(Stored dataset items)
.....

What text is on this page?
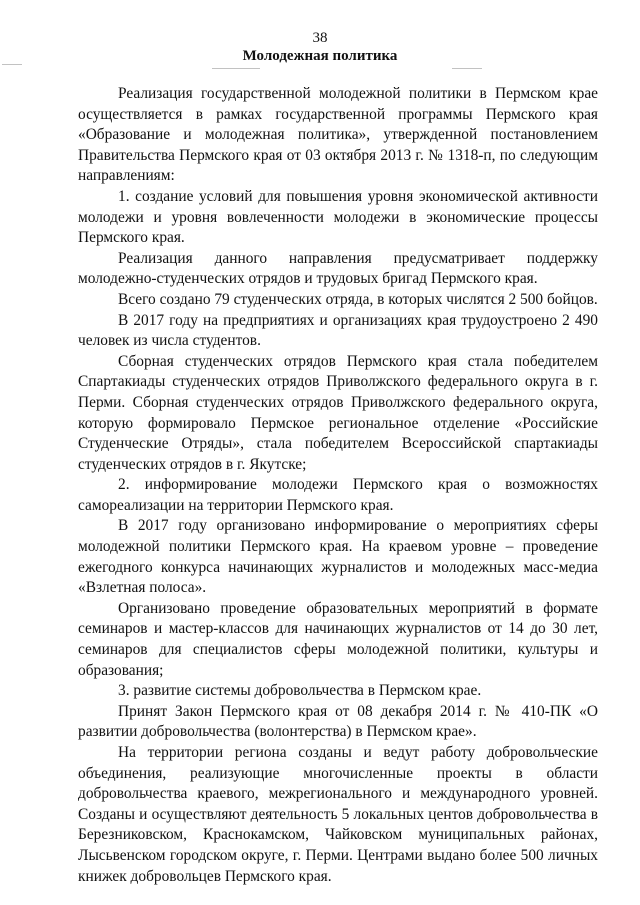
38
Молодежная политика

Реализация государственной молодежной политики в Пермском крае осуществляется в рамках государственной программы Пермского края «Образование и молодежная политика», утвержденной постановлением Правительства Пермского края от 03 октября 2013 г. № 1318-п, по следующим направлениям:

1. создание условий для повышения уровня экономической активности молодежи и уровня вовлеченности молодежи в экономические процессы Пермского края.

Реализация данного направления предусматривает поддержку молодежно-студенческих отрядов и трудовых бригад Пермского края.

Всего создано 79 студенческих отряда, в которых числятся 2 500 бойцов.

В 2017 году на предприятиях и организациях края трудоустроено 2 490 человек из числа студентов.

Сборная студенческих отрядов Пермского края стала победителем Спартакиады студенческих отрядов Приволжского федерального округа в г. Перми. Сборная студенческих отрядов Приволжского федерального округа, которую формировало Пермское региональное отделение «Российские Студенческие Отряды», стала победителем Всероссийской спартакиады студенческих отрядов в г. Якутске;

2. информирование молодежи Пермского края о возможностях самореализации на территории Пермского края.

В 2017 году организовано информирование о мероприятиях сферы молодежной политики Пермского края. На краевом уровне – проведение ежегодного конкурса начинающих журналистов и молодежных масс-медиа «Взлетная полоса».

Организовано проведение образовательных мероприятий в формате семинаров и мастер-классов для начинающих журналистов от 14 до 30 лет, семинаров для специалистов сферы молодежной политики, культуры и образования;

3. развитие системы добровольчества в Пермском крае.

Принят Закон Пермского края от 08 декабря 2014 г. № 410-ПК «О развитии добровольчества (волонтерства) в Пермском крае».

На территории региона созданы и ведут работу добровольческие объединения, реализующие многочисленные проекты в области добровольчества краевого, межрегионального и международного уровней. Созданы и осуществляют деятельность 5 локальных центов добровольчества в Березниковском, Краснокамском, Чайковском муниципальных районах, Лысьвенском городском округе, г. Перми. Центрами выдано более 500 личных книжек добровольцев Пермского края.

.....

Given exercise:
Please repeat the entries exactly. Do not include the pictures.

Solution to this task:
What text is on this page?
38
Молодежная политика

Реализация государственной молодежной политики в Пермском крае осуществляется в рамках государственной программы Пермского края «Образование и молодежная политика», утвержденной постановлением Правительства Пермского края от 03 октября 2013 г. № 1318-п, по следующим направлениям:

1. создание условий для повышения уровня экономической активности молодежи и уровня вовлеченности молодежи в экономические процессы Пермского края.

Реализация данного направления предусматривает поддержку молодежно-студенческих отрядов и трудовых бригад Пермского края.

Всего создано 79 студенческих отряда, в которых числятся 2 500 бойцов.

В 2017 году на предприятиях и организациях края трудоустроено 2 490 человек из числа студентов.

Сборная студенческих отрядов Пермского края стала победителем Спартакиады студенческих отрядов Приволжского федерального округа в г. Перми. Сборная студенческих отрядов Приволжского федерального округа, которую формировало Пермское региональное отделение «Российские Студенческие Отряды», стала победителем Всероссийской спартакиады студенческих отрядов в г. Якутске;

2. информирование молодежи Пермского края о возможностях самореализации на территории Пермского края.

В 2017 году организовано информирование о мероприятиях сферы молодежной политики Пермского края. На краевом уровне – проведение ежегодного конкурса начинающих журналистов и молодежных масс-медиа «Взлетная полоса».

Организовано проведение образовательных мероприятий в формате семинаров и мастер-классов для начинающих журналистов от 14 до 30 лет, семинаров для специалистов сферы молодежной политики, культуры и образования;

3. развитие системы добровольчества в Пермском крае.

Принят Закон Пермского края от 08 декабря 2014 г. № 410-ПК «О развитии добровольчества (волонтерства) в Пермском крае».

На территории региона созданы и ведут работу добровольческие объединения, реализующие многочисленные проекты в области добровольчества краевого, межрегионального и международного уровней. Созданы и осуществляют деятельность 5 локальных центов добровольчества в Березниковском, Краснокамском, Чайковском муниципальных районах, Лысьвенском городском округе, г. Перми. Центрами выдано более 500 личных книжек добровольцев Пермского края.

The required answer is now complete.